→ Trecho do texto:
O pai de Raquel, Romeu Padilha, pede então que a filha chame Isabel e Iara para sua casa e começa a vasculhar em seus arquivos onde encontra a gravação de sua mãe cantando. As irmãs descobriram ainda que quando da morte de Raimundo, os padrinhos de seus pais começaram a procurar as meninas para adotá-las. “Eles queriam nos adotar e descobriram que nós convivíamos com sua filha há uns 3 anos”.
 
Iara e Isabel foram criadas por uma tia, Maria Alice que além das duas sobrinhas criou outros quatro filhos. Maria Regina visitava com frequência a casa para ver suas filhas. “Normalmente ela chegava disfarçada, com uma peruca. Eu ficava um pouco assustada, mas quando ela tirava a peruca e eu a reconhecia ficava muito feliz”, lembra Iara.
 
Apesar de ter convivido pouco com a sua mãe, Iara tem intensa admiração pelo que ela fez. “A grande lição que minha mãe deu para mim e para várias pessoas é você fazer o que você gosta com intensidade. Minha mãe viveu intensamente cada momento da sua vida.
 
Ela morreu muito nova, com 33 anos, mas tem gente que morre com 90 que não fez o que ela fez e não realiza o que ela realizou”.  “Ela nunca pensou só no umbigo dela, sempre pensou no grupo, no coletivo. Tanto ela quanto meu pai”.

“Eu nunca fiz uma homenagem nos dias das mães e o que queria dizer: Feliz dias das mães, mãe querida que eu sei que não era só minha e da minha irmã, era uma mãe de várias crianças. Obrigado minha mãe, obrigado minha mãe”.
 
Chacina do Quintino

Maria Regina nasceu no Rio de Janeiro, sendo a quinta de seis filhos de Álvaro Lobo, médico do Instituto Oswaldo Cruz e de Cecília Lisbôa, assistente social. Estudou até o ginásio no Colégio Sacre-Couer de Jesus e o científico nos colégios Resende e Aplicação da Faculdade Nacional de Filosofia. Formou-se em pedagogia na antiga Faculdade Nacional de Filosofia da Universidade do Brasil (atual UFRJ) em 1960.

 

Foi integrante da Juventude Estudantil Católica (JEC) e da Juventude Universitária Católica (JUC) e desenvolveu longo trabalho como educadora na cidade de Morros, interior do Maranhão, por meio do Movimento de Educação de Base-MEB, apoiado pela Igreja Católica. Ali permaneceu entre dois e três anos, sendo transferida para Recife, onde conheceu Raimundo Gonçalves Figueiredo, com quem se casou em 1966, sendo então militantes da Ação Popular (AP).

→ Tarefa proposta 1: Com base no trecho do texto, explique por que Iara admira tanto a mãe, embora tenha convivido pouco com ela.
→ Tarefa proposta 2: Segundo o trecho do texto, em que cidade Maria Regina trabalhou como educadora pelo Movimento de Educação de Base?
→ Tarefa proposta 3: Reescreva em forma de lista o parágrafo do trecho do texto que começa com "Maria Regina nasceu no Rio de Janeiro", mantendo os fatos principais.

→ Linhas fornecidas:
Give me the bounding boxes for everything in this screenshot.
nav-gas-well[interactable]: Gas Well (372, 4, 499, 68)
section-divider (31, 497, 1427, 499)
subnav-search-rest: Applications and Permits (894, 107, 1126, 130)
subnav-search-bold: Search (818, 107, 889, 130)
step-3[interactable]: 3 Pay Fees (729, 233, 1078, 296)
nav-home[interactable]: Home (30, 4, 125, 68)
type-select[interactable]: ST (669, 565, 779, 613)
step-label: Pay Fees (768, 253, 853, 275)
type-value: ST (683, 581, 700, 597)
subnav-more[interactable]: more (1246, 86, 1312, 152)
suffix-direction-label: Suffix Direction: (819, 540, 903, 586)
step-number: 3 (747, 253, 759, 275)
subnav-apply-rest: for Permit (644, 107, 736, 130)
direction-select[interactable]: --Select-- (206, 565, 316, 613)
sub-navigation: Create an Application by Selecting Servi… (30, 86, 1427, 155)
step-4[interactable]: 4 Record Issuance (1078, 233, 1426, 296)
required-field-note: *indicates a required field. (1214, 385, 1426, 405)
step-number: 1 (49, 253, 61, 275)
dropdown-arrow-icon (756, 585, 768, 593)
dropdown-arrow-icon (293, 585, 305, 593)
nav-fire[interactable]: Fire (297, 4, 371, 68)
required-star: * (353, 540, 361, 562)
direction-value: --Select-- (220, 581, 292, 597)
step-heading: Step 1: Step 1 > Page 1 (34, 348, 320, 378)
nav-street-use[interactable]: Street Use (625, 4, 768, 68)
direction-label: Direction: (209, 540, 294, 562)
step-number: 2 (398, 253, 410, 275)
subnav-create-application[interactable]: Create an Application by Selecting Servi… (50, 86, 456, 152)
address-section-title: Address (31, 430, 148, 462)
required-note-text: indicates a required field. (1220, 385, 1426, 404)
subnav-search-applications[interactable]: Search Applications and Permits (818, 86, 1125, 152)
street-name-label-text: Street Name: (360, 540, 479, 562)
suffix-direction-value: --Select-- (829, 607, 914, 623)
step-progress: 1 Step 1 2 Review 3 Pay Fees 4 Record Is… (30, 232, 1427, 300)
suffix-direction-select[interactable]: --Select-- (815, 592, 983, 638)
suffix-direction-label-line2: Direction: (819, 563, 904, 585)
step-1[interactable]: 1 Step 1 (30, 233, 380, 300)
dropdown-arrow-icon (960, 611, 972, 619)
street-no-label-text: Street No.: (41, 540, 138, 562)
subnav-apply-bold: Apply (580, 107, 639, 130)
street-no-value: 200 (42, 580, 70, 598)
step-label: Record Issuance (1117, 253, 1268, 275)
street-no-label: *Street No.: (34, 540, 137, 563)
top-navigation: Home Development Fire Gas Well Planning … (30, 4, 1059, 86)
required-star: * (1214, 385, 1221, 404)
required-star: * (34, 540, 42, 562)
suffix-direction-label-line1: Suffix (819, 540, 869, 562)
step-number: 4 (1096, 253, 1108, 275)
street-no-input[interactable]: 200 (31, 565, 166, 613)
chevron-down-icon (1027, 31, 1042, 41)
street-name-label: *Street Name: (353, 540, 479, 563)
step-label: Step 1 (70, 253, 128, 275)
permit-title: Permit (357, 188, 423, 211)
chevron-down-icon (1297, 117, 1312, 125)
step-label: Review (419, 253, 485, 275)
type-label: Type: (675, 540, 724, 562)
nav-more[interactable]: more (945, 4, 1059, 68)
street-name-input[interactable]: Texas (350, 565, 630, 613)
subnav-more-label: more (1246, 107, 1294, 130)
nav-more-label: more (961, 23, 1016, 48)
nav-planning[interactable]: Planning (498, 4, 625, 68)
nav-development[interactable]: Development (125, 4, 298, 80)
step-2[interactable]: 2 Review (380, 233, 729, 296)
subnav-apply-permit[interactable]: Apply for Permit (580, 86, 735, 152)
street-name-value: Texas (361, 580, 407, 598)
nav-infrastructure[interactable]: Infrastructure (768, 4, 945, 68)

→ Resultado 1: Iara admira a mãe pela lição de fazer o que se gosta com intensidade, já que ela viveu intensamente cada momento da vida e realizou mais do que muita gente que morre aos 90 anos. Também a admira porque ela nunca pensou só em si mesma, e sim sempre no grupo e no coletivo.

→ Resultado 2: Em Morros, no interior do Maranhão.

→ Resultado 3:
- Nasceu no Rio de Janeiro e foi a quinta de seis filhos de Álvaro Lobo, médico do Instituto Oswaldo Cruz, e de Cecília Lisbôa, assistente social.
- Estudou até o ginásio no Colégio Sacre-Couer de Jesus.
- Cursou o científico nos colégios Resende e Aplicação da Faculdade Nacional de Filosofia.
- Formou-se em pedagogia em 1960 na antiga Faculdade Nacional de Filosofia da Universidade do Brasil (atual UFRJ).